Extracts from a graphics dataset
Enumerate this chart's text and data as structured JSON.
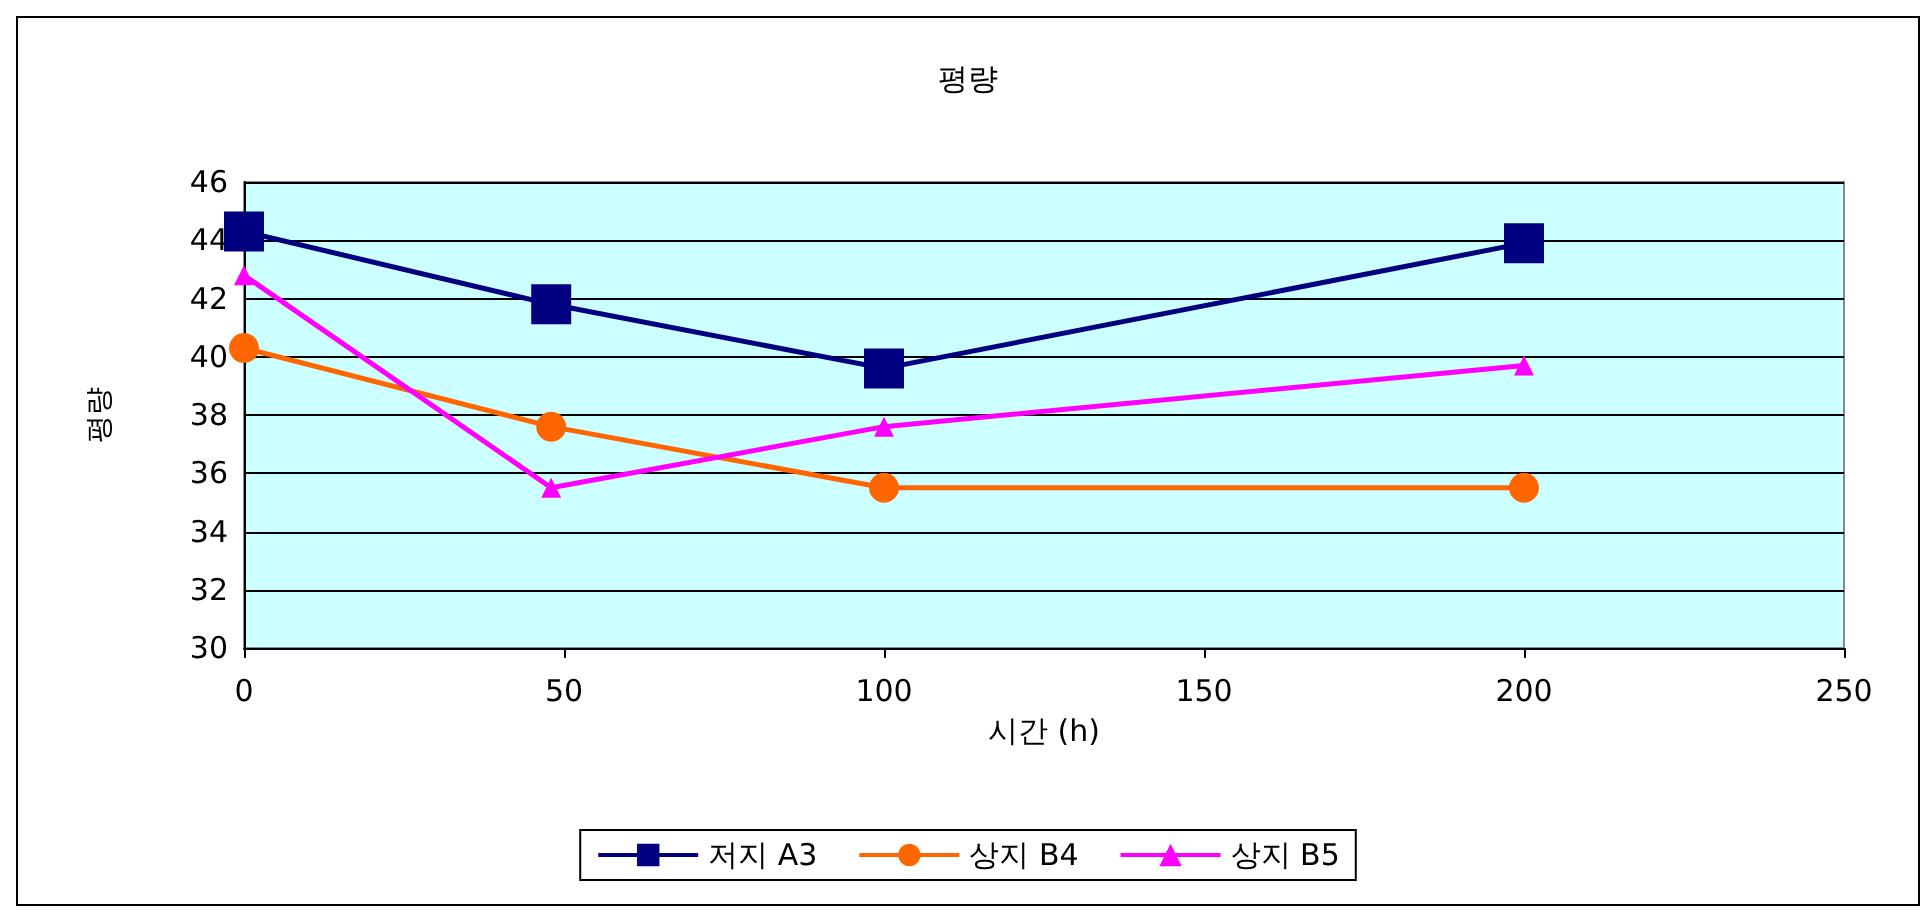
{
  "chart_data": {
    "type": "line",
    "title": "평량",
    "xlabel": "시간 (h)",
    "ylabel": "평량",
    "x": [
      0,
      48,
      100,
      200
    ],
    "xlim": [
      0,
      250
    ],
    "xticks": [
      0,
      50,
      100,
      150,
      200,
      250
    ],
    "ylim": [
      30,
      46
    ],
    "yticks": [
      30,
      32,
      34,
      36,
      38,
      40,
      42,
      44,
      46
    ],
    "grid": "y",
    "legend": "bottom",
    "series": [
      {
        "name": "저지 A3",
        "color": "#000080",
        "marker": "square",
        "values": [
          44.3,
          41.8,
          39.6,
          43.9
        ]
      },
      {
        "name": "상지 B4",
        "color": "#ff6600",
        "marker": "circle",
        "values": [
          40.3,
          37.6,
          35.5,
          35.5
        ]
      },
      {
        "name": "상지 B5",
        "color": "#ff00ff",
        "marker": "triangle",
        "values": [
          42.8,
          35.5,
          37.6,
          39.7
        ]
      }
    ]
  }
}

What is needed » List all lines holding the string "marker".

Exercise response »
        "marker": "square",
        "marker": "circle",
        "marker": "triangle",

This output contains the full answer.